DATASET EXTRACT »
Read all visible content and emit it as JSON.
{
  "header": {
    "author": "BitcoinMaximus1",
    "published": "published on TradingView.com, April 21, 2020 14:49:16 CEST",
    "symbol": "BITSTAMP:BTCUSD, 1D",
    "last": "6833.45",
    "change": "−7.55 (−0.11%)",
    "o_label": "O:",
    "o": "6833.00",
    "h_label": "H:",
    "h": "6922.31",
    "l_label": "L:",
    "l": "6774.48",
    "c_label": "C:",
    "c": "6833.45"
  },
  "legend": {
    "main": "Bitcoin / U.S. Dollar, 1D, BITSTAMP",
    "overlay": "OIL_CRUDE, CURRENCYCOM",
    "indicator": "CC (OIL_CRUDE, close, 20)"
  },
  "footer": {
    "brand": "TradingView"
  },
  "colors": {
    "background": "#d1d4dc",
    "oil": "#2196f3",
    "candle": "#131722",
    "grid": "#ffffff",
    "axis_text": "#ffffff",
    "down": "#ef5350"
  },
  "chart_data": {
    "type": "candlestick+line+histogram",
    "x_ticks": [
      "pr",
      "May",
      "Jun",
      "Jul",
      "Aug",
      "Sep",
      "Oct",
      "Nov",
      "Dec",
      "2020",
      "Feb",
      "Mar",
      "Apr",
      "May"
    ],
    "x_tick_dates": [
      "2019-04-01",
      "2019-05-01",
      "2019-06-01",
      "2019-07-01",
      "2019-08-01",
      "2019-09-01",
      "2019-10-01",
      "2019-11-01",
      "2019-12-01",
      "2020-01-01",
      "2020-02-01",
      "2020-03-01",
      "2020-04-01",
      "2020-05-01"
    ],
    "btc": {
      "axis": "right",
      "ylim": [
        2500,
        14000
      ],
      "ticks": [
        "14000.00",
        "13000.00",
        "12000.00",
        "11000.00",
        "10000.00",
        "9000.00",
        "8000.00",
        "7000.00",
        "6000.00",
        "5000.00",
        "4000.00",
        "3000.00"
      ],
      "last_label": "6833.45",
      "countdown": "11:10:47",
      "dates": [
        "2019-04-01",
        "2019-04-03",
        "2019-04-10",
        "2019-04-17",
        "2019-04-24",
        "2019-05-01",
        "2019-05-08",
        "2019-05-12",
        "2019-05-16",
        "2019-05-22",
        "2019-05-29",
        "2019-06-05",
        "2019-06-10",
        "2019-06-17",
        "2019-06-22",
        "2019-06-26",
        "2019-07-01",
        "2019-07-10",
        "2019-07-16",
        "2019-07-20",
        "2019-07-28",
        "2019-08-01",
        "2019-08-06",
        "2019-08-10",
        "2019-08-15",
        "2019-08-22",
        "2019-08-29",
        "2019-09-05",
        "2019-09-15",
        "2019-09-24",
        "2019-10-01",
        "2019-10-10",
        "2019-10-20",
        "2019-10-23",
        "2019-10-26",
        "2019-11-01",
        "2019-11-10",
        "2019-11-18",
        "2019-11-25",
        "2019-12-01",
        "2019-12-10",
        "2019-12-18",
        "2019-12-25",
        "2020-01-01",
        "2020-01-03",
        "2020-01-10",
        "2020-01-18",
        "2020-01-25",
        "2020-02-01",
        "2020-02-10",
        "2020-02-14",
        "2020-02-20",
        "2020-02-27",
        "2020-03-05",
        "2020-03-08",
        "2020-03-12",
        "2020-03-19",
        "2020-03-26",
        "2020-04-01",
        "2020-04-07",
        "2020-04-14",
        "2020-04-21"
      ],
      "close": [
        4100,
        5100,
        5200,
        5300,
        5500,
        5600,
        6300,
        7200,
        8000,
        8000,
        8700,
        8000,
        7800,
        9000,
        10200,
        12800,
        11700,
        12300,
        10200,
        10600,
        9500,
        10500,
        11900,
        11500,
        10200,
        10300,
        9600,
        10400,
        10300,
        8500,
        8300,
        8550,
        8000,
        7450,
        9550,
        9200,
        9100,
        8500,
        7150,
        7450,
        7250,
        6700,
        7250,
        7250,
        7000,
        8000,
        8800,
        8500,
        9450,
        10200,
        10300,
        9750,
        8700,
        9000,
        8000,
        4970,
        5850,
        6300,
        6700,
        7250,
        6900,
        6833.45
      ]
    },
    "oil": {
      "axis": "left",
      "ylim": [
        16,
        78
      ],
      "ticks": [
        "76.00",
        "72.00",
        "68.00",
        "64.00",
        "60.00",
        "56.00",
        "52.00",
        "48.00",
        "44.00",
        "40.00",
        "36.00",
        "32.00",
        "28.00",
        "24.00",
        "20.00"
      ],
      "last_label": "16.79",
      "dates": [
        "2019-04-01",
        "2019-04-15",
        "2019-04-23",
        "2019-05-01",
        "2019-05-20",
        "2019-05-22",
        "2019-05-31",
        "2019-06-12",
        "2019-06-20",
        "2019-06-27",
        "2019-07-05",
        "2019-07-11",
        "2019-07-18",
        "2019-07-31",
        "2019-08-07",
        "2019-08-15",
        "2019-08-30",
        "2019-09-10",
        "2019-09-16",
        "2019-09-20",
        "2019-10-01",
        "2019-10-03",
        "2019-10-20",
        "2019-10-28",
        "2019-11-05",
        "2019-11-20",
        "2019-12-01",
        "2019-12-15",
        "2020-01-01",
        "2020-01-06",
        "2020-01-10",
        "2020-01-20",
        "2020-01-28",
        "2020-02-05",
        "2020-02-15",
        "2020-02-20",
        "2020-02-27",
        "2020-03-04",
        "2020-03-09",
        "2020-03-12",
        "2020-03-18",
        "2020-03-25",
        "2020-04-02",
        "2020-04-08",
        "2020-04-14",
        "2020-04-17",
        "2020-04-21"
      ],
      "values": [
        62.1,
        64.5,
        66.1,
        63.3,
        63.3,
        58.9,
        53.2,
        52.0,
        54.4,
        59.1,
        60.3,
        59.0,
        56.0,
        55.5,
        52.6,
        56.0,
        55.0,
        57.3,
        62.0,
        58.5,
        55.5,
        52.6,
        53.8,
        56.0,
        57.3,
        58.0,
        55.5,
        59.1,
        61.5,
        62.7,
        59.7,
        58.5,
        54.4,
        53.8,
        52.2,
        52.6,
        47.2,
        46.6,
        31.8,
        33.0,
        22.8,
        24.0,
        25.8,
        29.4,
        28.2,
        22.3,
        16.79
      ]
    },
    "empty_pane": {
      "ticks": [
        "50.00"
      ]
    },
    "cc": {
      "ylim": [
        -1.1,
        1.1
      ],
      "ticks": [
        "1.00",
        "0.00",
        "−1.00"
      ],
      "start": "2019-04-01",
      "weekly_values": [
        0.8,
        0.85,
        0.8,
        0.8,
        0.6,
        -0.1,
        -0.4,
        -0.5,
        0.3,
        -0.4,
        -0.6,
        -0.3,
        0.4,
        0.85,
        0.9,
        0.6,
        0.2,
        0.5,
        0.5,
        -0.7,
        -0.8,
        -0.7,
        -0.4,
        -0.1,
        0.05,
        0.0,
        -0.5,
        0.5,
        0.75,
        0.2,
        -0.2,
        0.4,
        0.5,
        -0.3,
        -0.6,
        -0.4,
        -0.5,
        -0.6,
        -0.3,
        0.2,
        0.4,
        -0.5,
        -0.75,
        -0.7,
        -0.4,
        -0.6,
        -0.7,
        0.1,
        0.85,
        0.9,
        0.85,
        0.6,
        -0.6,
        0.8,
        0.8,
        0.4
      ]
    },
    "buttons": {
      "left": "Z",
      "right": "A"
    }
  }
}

TASK » In the records above, locate every line with the string "TradingView" and copy it.

FULL OUTPUT »
    "published": "published on TradingView.com, April 21, 2020 14:49:16 CEST",
    "brand": "TradingView"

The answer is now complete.